* **Input**
★ ★ ★

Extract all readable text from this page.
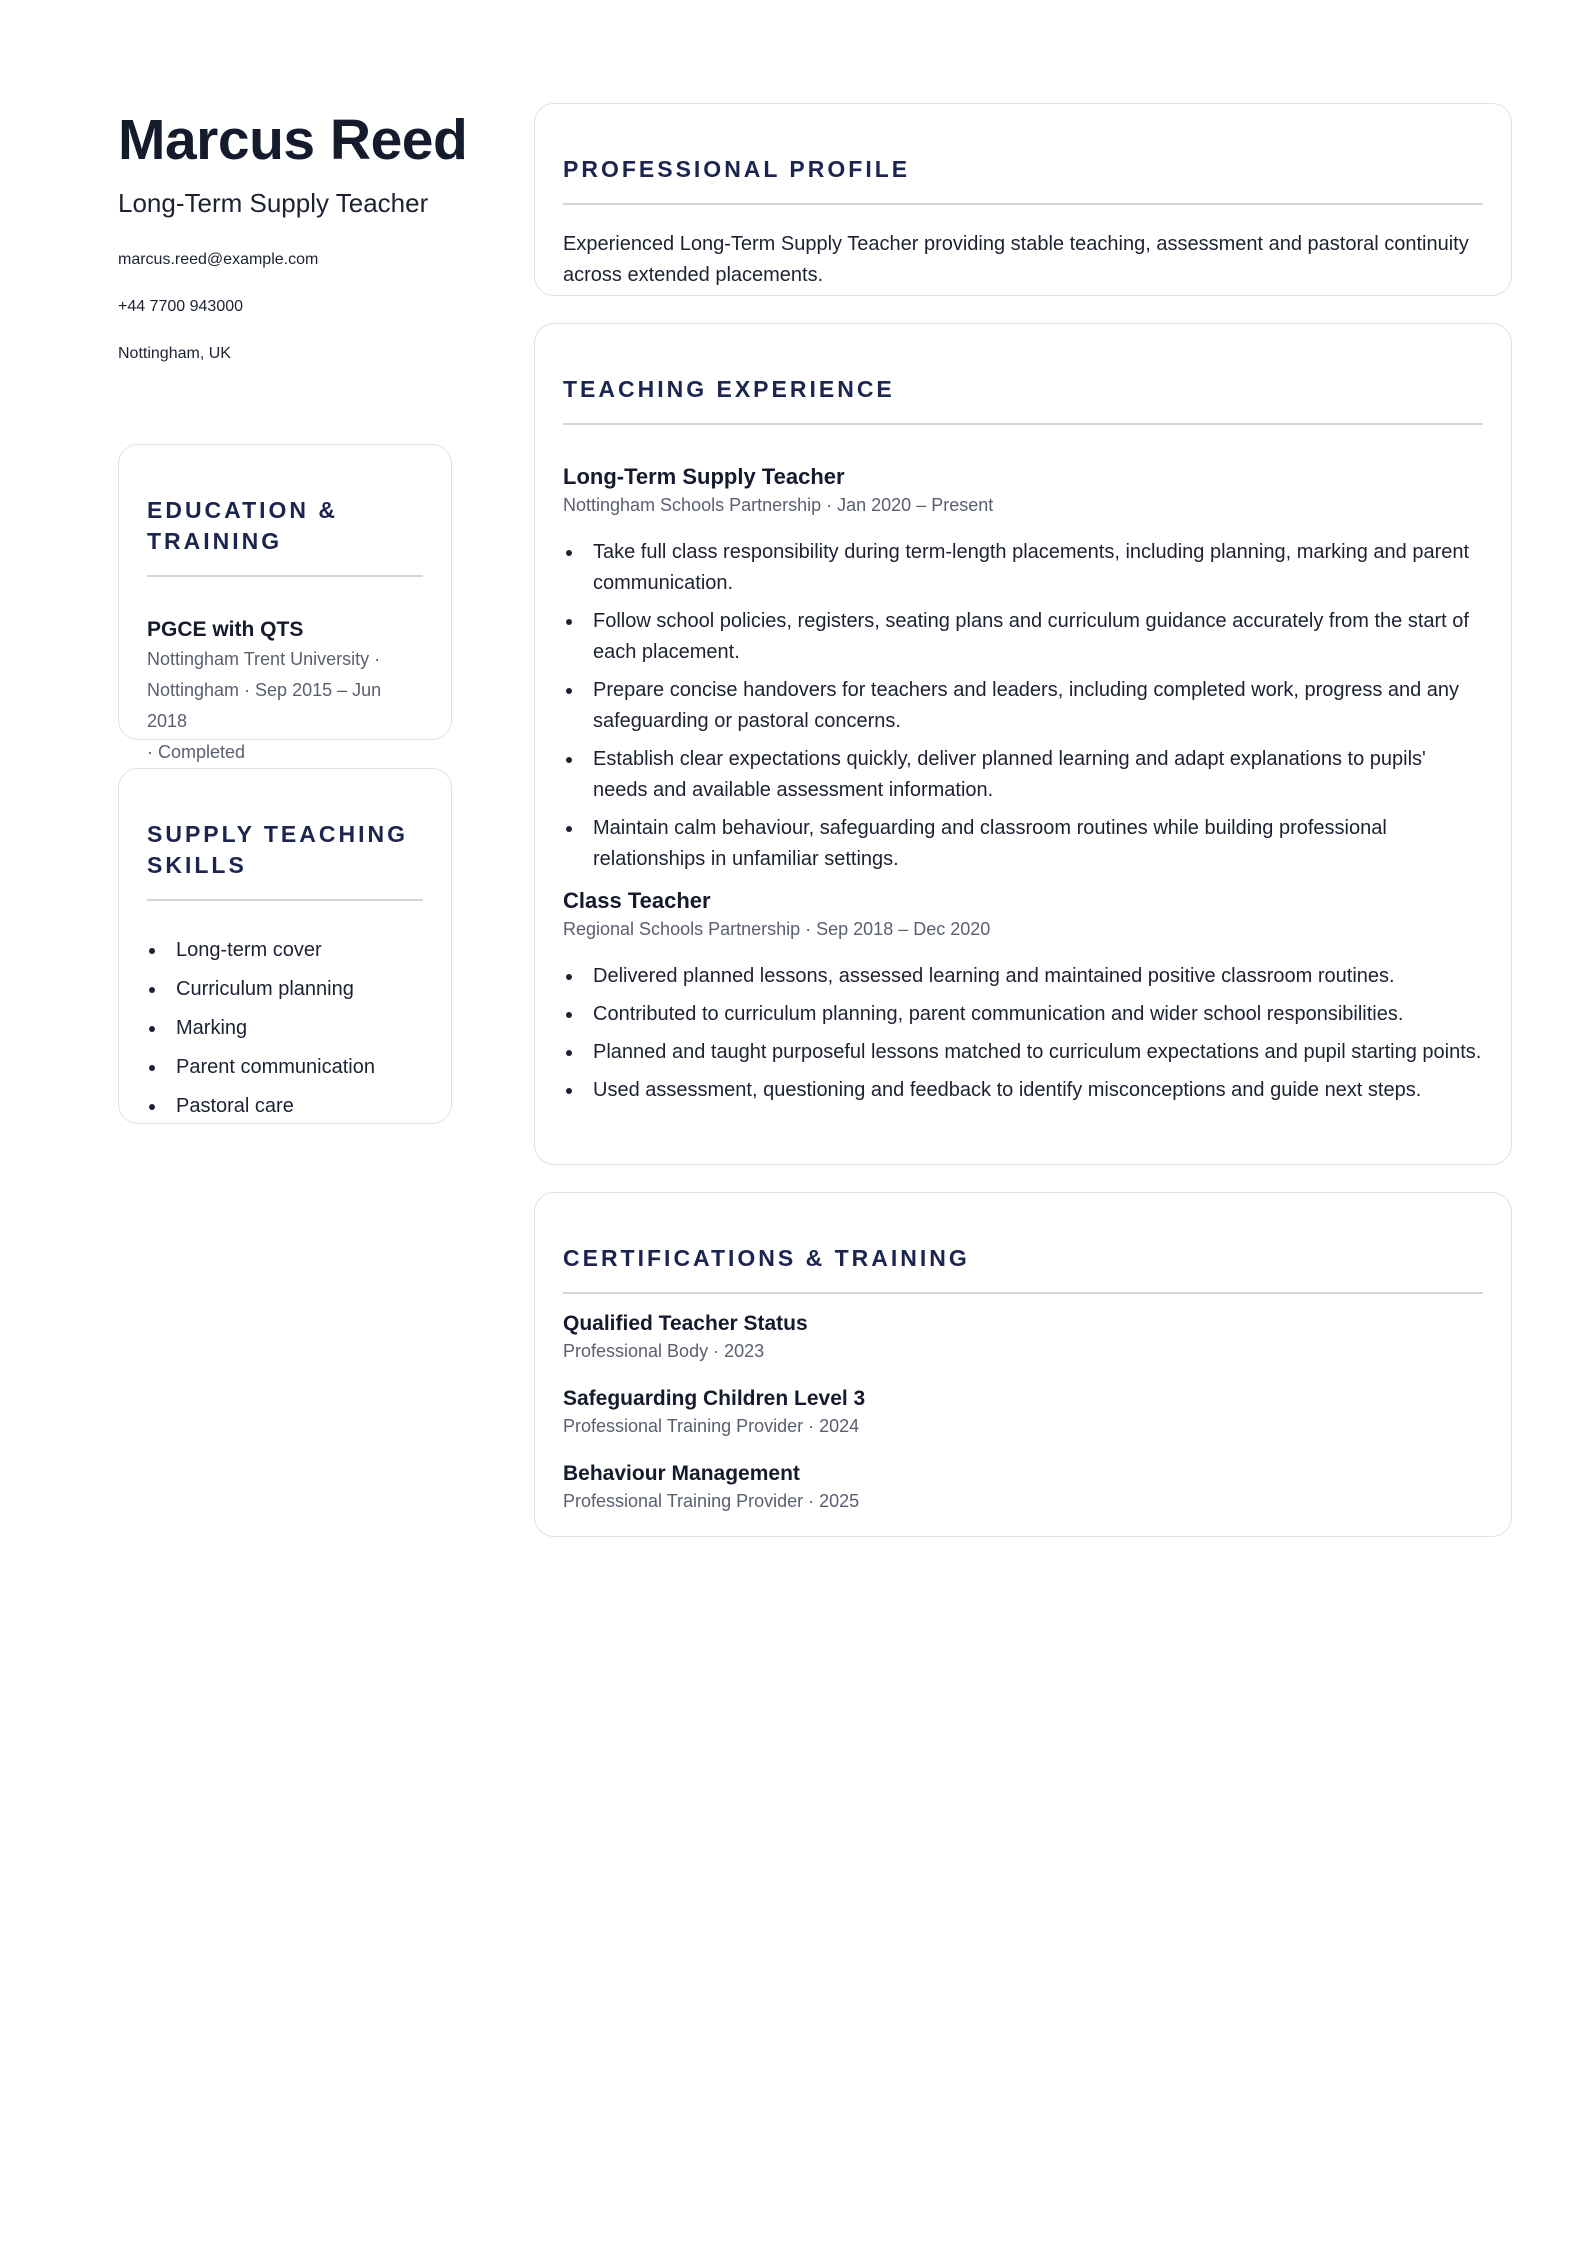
Marcus Reed
Long-Term Supply Teacher
marcus.reed@example.com
+44 7700 943000
Nottingham, UK
EDUCATION &
TRAINING
PGCE with QTS
Nottingham Trent University ·
Nottingham · Sep 2015 – Jun 2018
· Completed
SUPPLY TEACHING
SKILLS
Long-term cover
Curriculum planning
Marking
Parent communication
Pastoral care
PROFESSIONAL PROFILE
Experienced Long-Term Supply Teacher providing stable teaching, assessment and pastoral continuity across extended placements.
TEACHING EXPERIENCE
Long-Term Supply Teacher
Nottingham Schools Partnership · Jan 2020 – Present
Take full class responsibility during term-length placements, including planning, marking and parent communication.
Follow school policies, registers, seating plans and curriculum guidance accurately from the start of each placement.
Prepare concise handovers for teachers and leaders, including completed work, progress and any safeguarding or pastoral concerns.
Establish clear expectations quickly, deliver planned learning and adapt explanations to pupils' needs and available assessment information.
Maintain calm behaviour, safeguarding and classroom routines while building professional relationships in unfamiliar settings.
Class Teacher
Regional Schools Partnership · Sep 2018 – Dec 2020
Delivered planned lessons, assessed learning and maintained positive classroom routines.
Contributed to curriculum planning, parent communication and wider school responsibilities.
Planned and taught purposeful lessons matched to curriculum expectations and pupil starting points.
Used assessment, questioning and feedback to identify misconceptions and guide next steps.
CERTIFICATIONS & TRAINING
Qualified Teacher Status
Professional Body · 2023
Safeguarding Children Level 3
Professional Training Provider · 2024
Behaviour Management
Professional Training Provider · 2025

★ ★ ★

* **Description of the task**
Word for word, quote the full listing, omitting every picture.

* **Response to the task**
Extract all readable text from this page.
Marcus Reed
Long-Term Supply Teacher
marcus.reed@example.com
+44 7700 943000
Nottingham, UK
EDUCATION &
TRAINING
PGCE with QTS
Nottingham Trent University ·
Nottingham · Sep 2015 – Jun 2018
· Completed
SUPPLY TEACHING
SKILLS
Long-term cover
Curriculum planning
Marking
Parent communication
Pastoral care
PROFESSIONAL PROFILE
Experienced Long-Term Supply Teacher providing stable teaching, assessment and pastoral continuity across extended placements.
TEACHING EXPERIENCE
Long-Term Supply Teacher
Nottingham Schools Partnership · Jan 2020 – Present
Take full class responsibility during term-length placements, including planning, marking and parent communication.
Follow school policies, registers, seating plans and curriculum guidance accurately from the start of each placement.
Prepare concise handovers for teachers and leaders, including completed work, progress and any safeguarding or pastoral concerns.
Establish clear expectations quickly, deliver planned learning and adapt explanations to pupils' needs and available assessment information.
Maintain calm behaviour, safeguarding and classroom routines while building professional relationships in unfamiliar settings.
Class Teacher
Regional Schools Partnership · Sep 2018 – Dec 2020
Delivered planned lessons, assessed learning and maintained positive classroom routines.
Contributed to curriculum planning, parent communication and wider school responsibilities.
Planned and taught purposeful lessons matched to curriculum expectations and pupil starting points.
Used assessment, questioning and feedback to identify misconceptions and guide next steps.
CERTIFICATIONS & TRAINING
Qualified Teacher Status
Professional Body · 2023
Safeguarding Children Level 3
Professional Training Provider · 2024
Behaviour Management
Professional Training Provider · 2025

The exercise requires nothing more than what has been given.